[Entries drawn from a collection]
= = =

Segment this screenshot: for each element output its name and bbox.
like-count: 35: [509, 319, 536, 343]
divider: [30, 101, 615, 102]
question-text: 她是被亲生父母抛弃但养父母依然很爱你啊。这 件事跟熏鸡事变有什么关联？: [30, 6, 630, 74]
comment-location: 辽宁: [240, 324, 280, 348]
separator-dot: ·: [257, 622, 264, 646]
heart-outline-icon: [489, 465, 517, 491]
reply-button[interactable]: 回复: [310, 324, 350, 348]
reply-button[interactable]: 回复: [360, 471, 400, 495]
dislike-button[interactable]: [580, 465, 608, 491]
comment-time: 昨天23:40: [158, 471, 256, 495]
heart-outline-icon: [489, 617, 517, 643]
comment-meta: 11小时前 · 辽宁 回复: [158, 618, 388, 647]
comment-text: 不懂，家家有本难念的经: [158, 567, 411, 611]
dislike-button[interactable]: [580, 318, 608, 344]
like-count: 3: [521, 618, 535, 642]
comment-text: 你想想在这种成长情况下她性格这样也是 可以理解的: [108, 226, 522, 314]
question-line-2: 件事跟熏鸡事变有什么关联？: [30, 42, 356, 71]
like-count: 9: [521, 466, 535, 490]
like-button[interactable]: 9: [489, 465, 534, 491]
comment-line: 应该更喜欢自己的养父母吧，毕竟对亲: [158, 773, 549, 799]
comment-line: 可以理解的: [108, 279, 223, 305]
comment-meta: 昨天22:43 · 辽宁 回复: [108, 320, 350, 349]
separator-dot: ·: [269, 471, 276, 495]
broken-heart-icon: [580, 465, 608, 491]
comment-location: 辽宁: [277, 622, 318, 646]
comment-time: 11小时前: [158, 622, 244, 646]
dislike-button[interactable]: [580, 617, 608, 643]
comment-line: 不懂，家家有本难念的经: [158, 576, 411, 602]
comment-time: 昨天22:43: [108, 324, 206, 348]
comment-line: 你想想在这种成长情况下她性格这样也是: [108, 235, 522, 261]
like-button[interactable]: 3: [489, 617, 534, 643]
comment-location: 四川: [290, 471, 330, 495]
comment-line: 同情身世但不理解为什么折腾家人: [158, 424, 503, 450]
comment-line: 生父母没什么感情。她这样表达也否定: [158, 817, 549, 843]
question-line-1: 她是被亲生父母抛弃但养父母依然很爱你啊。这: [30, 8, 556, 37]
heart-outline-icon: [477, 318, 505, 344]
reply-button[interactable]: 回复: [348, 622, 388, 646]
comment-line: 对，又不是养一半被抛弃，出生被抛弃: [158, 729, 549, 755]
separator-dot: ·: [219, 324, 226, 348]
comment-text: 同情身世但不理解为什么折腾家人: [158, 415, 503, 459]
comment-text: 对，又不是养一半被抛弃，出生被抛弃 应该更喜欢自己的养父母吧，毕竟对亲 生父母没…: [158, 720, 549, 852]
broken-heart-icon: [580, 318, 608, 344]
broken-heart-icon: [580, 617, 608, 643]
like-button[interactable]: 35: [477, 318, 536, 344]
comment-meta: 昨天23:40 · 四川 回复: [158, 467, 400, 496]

= = =

§ **Instruction**: Reproduce every row above character for character, keeping each line unchanged and in its original order.

§ **Correct answer**:
Segment this screenshot: for each element output its name and bbox.
like-count: 35: [509, 319, 536, 343]
divider: [30, 101, 615, 102]
question-text: 她是被亲生父母抛弃但养父母依然很爱你啊。这 件事跟熏鸡事变有什么关联？: [30, 6, 630, 74]
comment-location: 辽宁: [240, 324, 280, 348]
separator-dot: ·: [257, 622, 264, 646]
heart-outline-icon: [489, 465, 517, 491]
reply-button[interactable]: 回复: [310, 324, 350, 348]
reply-button[interactable]: 回复: [360, 471, 400, 495]
dislike-button[interactable]: [580, 465, 608, 491]
comment-time: 昨天23:40: [158, 471, 256, 495]
heart-outline-icon: [489, 617, 517, 643]
comment-meta: 11小时前 · 辽宁 回复: [158, 618, 388, 647]
comment-text: 不懂，家家有本难念的经: [158, 567, 411, 611]
dislike-button[interactable]: [580, 318, 608, 344]
like-count: 3: [521, 618, 535, 642]
comment-text: 你想想在这种成长情况下她性格这样也是 可以理解的: [108, 226, 522, 314]
question-line-2: 件事跟熏鸡事变有什么关联？: [30, 42, 356, 71]
like-count: 9: [521, 466, 535, 490]
like-button[interactable]: 9: [489, 465, 534, 491]
comment-line: 应该更喜欢自己的养父母吧，毕竟对亲: [158, 773, 549, 799]
comment-line: 可以理解的: [108, 279, 223, 305]
comment-meta: 昨天22:43 · 辽宁 回复: [108, 320, 350, 349]
separator-dot: ·: [269, 471, 276, 495]
broken-heart-icon: [580, 465, 608, 491]
comment-location: 辽宁: [277, 622, 318, 646]
comment-time: 11小时前: [158, 622, 244, 646]
dislike-button[interactable]: [580, 617, 608, 643]
comment-line: 不懂，家家有本难念的经: [158, 576, 411, 602]
comment-time: 昨天22:43: [108, 324, 206, 348]
comment-line: 你想想在这种成长情况下她性格这样也是: [108, 235, 522, 261]
like-button[interactable]: 3: [489, 617, 534, 643]
comment-location: 四川: [290, 471, 330, 495]
comment-line: 同情身世但不理解为什么折腾家人: [158, 424, 503, 450]
comment-line: 生父母没什么感情。她这样表达也否定: [158, 817, 549, 843]
question-line-1: 她是被亲生父母抛弃但养父母依然很爱你啊。这: [30, 8, 556, 37]
heart-outline-icon: [477, 318, 505, 344]
reply-button[interactable]: 回复: [348, 622, 388, 646]
comment-line: 对，又不是养一半被抛弃，出生被抛弃: [158, 729, 549, 755]
separator-dot: ·: [219, 324, 226, 348]
comment-text: 同情身世但不理解为什么折腾家人: [158, 415, 503, 459]
comment-text: 对，又不是养一半被抛弃，出生被抛弃 应该更喜欢自己的养父母吧，毕竟对亲 生父母没…: [158, 720, 549, 852]
broken-heart-icon: [580, 318, 608, 344]
broken-heart-icon: [580, 617, 608, 643]
like-button[interactable]: 35: [477, 318, 536, 344]
comment-meta: 昨天23:40 · 四川 回复: [158, 467, 400, 496]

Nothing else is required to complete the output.